Below is a block of records; reproduce all of them exactly and leave out any pictures.

==== Exercise material

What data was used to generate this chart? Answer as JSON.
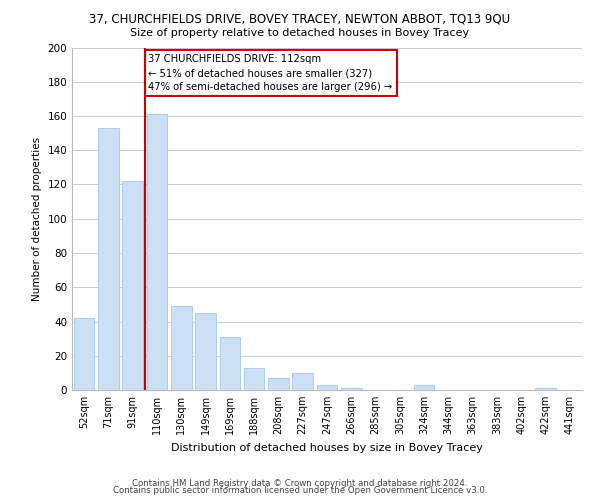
{
  "title": "37, CHURCHFIELDS DRIVE, BOVEY TRACEY, NEWTON ABBOT, TQ13 9QU",
  "subtitle": "Size of property relative to detached houses in Bovey Tracey",
  "xlabel": "Distribution of detached houses by size in Bovey Tracey",
  "ylabel": "Number of detached properties",
  "categories": [
    "52sqm",
    "71sqm",
    "91sqm",
    "110sqm",
    "130sqm",
    "149sqm",
    "169sqm",
    "188sqm",
    "208sqm",
    "227sqm",
    "247sqm",
    "266sqm",
    "285sqm",
    "305sqm",
    "324sqm",
    "344sqm",
    "363sqm",
    "383sqm",
    "402sqm",
    "422sqm",
    "441sqm"
  ],
  "values": [
    42,
    153,
    122,
    161,
    49,
    45,
    31,
    13,
    7,
    10,
    3,
    1,
    0,
    0,
    3,
    0,
    0,
    0,
    0,
    1,
    0
  ],
  "bar_color": "#cce0f5",
  "bar_edge_color": "#aaccee",
  "vline_x_index": 3,
  "vline_color": "#cc0000",
  "annotation_box_text": "37 CHURCHFIELDS DRIVE: 112sqm\n← 51% of detached houses are smaller (327)\n47% of semi-detached houses are larger (296) →",
  "annotation_box_color": "#cc0000",
  "ylim": [
    0,
    200
  ],
  "yticks": [
    0,
    20,
    40,
    60,
    80,
    100,
    120,
    140,
    160,
    180,
    200
  ],
  "footer_line1": "Contains HM Land Registry data © Crown copyright and database right 2024.",
  "footer_line2": "Contains public sector information licensed under the Open Government Licence v3.0.",
  "grid_color": "#cccccc",
  "background_color": "#ffffff"
}
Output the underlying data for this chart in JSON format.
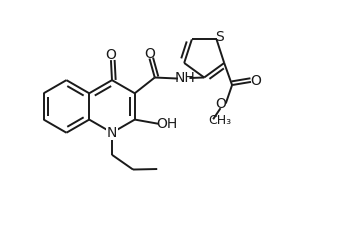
{
  "bg_color": "#ffffff",
  "line_color": "#1a1a1a",
  "line_width": 1.4,
  "figsize": [
    3.38,
    2.36
  ],
  "dpi": 100,
  "xlim": [
    -2.8,
    3.6
  ],
  "ylim": [
    -1.6,
    1.6
  ]
}
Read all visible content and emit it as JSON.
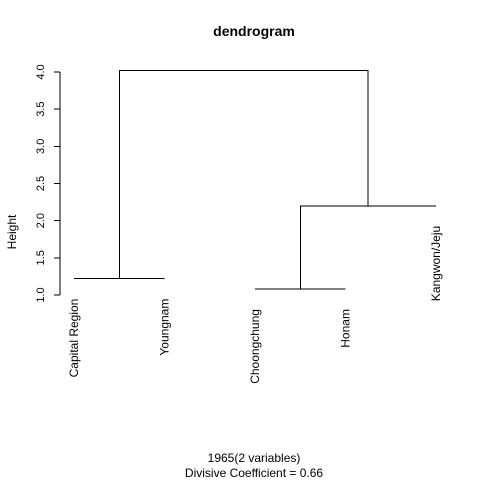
{
  "chart_data": {
    "type": "dendrogram",
    "title": "dendrogram",
    "ylabel": "Height",
    "xlabel": "1965(2 variables)",
    "subtitle": "Divisive Coefficient =  0.66",
    "ylim": [
      1.0,
      4.0
    ],
    "yticks": [
      "1.0",
      "1.5",
      "2.0",
      "2.5",
      "3.0",
      "3.5",
      "4.0"
    ],
    "leaves": [
      "Capital Region",
      "Youngnam",
      "Choongchung",
      "Honam",
      "Kangwon/Jeju"
    ],
    "leaf_bottom_heights": [
      1.22,
      1.22,
      1.08,
      1.08,
      2.2
    ],
    "merges": [
      {
        "left": "leaf:1",
        "right": "leaf:2",
        "height": 1.22
      },
      {
        "left": "leaf:3",
        "right": "leaf:4",
        "height": 1.08
      },
      {
        "left": "merge:2",
        "right": "leaf:5",
        "height": 2.2
      },
      {
        "left": "merge:1",
        "right": "merge:3",
        "height": 4.02
      }
    ]
  }
}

========

• _Exercise solution_
What data was used to generate this chart? Answer as JSON.
{
  "title": "37, CHURCHFIELDS DRIVE, BOVEY TRACEY, NEWTON ABBOT, TQ13 9QU",
  "subtitle": "Size of property relative to detached houses in Bovey Tracey",
  "xlabel": "Distribution of detached houses by size in Bovey Tracey",
  "ylabel": "Number of detached properties",
  "categories": [
    "52sqm",
    "71sqm",
    "91sqm",
    "110sqm",
    "130sqm",
    "149sqm",
    "169sqm",
    "188sqm",
    "208sqm",
    "227sqm",
    "247sqm",
    "266sqm",
    "285sqm",
    "305sqm",
    "324sqm",
    "344sqm",
    "363sqm",
    "383sqm",
    "402sqm",
    "422sqm",
    "441sqm"
  ],
  "values": [
    42,
    153,
    122,
    161,
    49,
    45,
    31,
    13,
    7,
    10,
    3,
    1,
    0,
    0,
    3,
    0,
    0,
    0,
    0,
    1,
    0
  ],
  "bar_color": "#cce0f5",
  "bar_edge_color": "#aaccee",
  "vline_x_index": 3,
  "vline_color": "#cc0000",
  "annotation_box_text": "37 CHURCHFIELDS DRIVE: 112sqm\n← 51% of detached houses are smaller (327)\n47% of semi-detached houses are larger (296) →",
  "annotation_box_color": "#cc0000",
  "ylim": [
    0,
    200
  ],
  "yticks": [
    0,
    20,
    40,
    60,
    80,
    100,
    120,
    140,
    160,
    180,
    200
  ],
  "footer_line1": "Contains HM Land Registry data © Crown copyright and database right 2024.",
  "footer_line2": "Contains public sector information licensed under the Open Government Licence v3.0.",
  "grid_color": "#cccccc",
  "background_color": "#ffffff"
}
Output the underlying data for this chart in JSON format.
{
  "bg_color": "#ffffff",
  "line_color": "#1a1a1a",
  "line_width": 1.4,
  "figsize": [
    3.38,
    2.36
  ],
  "dpi": 100,
  "xlim": [
    -2.8,
    3.6
  ],
  "ylim": [
    -1.6,
    1.6
  ]
}
Read all visible content and emit it as JSON.
{
  "chart_data": {
    "type": "dendrogram",
    "title": "dendrogram",
    "ylabel": "Height",
    "xlabel": "1965(2 variables)",
    "subtitle": "Divisive Coefficient =  0.66",
    "ylim": [
      1.0,
      4.0
    ],
    "yticks": [
      "1.0",
      "1.5",
      "2.0",
      "2.5",
      "3.0",
      "3.5",
      "4.0"
    ],
    "leaves": [
      "Capital Region",
      "Youngnam",
      "Choongchung",
      "Honam",
      "Kangwon/Jeju"
    ],
    "leaf_bottom_heights": [
      1.22,
      1.22,
      1.08,
      1.08,
      2.2
    ],
    "merges": [
      {
        "left": "leaf:1",
        "right": "leaf:2",
        "height": 1.22
      },
      {
        "left": "leaf:3",
        "right": "leaf:4",
        "height": 1.08
      },
      {
        "left": "merge:2",
        "right": "leaf:5",
        "height": 2.2
      },
      {
        "left": "merge:1",
        "right": "merge:3",
        "height": 4.02
      }
    ]
  }
}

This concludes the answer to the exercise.